____ Data provided
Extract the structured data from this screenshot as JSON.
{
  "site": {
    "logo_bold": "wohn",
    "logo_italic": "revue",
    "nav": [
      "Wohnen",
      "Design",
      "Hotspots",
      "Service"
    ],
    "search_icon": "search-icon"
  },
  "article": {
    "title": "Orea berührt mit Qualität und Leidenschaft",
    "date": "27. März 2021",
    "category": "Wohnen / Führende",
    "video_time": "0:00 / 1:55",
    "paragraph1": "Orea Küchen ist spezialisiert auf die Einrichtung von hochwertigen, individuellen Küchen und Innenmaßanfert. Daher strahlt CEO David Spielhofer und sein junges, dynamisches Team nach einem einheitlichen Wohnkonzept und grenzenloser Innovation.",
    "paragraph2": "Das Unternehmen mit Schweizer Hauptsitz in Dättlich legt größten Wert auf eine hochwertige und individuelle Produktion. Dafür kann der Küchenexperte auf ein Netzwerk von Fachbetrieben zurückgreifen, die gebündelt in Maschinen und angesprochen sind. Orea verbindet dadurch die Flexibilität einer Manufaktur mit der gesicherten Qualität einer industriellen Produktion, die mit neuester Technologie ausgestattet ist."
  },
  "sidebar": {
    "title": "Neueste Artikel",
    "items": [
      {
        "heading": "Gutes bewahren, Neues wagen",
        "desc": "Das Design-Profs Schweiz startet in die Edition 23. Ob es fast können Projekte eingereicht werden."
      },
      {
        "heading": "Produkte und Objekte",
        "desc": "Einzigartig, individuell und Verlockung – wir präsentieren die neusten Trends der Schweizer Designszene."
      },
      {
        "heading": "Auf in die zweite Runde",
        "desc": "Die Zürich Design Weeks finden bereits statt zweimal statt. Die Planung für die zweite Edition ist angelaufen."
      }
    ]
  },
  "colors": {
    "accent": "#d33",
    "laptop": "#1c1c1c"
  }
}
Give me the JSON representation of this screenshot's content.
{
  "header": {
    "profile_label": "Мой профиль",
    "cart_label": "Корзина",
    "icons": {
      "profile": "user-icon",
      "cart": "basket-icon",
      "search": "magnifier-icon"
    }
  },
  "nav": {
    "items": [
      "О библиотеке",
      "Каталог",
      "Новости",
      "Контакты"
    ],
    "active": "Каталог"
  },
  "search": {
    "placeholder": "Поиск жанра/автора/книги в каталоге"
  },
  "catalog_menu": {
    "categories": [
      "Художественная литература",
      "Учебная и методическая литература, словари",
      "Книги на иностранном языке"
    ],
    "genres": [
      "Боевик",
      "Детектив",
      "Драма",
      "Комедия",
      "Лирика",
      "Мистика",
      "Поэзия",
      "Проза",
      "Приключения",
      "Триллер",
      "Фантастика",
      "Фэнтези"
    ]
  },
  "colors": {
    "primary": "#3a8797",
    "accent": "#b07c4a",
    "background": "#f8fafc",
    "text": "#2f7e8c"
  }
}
________
____ Data provided
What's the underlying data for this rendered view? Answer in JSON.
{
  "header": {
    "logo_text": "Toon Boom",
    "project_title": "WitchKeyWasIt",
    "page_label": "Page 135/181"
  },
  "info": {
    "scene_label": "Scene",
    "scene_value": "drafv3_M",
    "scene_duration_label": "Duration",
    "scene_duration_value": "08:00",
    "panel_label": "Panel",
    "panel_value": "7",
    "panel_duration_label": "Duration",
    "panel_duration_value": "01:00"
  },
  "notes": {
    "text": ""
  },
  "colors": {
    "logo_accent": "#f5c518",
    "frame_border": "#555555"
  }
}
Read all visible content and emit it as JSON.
________
____ Data provided
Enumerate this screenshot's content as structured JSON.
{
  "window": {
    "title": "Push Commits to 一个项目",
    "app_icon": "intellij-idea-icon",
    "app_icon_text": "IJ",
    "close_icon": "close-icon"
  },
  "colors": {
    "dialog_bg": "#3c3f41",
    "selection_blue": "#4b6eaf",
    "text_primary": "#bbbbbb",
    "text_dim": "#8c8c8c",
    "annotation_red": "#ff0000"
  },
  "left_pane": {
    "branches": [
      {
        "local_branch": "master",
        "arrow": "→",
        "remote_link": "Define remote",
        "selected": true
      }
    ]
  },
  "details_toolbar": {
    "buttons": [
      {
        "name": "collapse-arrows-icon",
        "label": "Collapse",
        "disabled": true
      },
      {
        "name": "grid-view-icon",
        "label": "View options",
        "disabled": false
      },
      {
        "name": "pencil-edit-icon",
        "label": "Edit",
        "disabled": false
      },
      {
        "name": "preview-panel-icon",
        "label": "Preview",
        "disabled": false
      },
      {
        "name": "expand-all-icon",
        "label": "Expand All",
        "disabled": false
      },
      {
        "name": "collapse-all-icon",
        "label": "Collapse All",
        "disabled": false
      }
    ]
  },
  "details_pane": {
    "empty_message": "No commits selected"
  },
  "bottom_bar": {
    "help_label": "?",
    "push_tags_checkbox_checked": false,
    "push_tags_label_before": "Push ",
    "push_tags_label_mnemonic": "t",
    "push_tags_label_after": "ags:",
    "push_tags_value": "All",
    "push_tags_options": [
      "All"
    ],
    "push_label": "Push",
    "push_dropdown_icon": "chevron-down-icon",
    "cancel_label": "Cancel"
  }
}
________
§ **Problem statement**: The lines from the one containing "What's the underlying" to the one containing "Read all visible content and emit it as JSON.", both included, are to be extracted exactly; give no other line.

§ **Exercise response**:
What's the underlying data for this rendered view? Answer in JSON.
{
  "header": {
    "logo_text": "Toon Boom",
    "project_title": "WitchKeyWasIt",
    "page_label": "Page 135/181"
  },
  "info": {
    "scene_label": "Scene",
    "scene_value": "drafv3_M",
    "scene_duration_label": "Duration",
    "scene_duration_value": "08:00",
    "panel_label": "Panel",
    "panel_value": "7",
    "panel_duration_label": "Duration",
    "panel_duration_value": "01:00"
  },
  "notes": {
    "text": ""
  },
  "colors": {
    "logo_accent": "#f5c518",
    "frame_border": "#555555"
  }
}
Read all visible content and emit it as JSON.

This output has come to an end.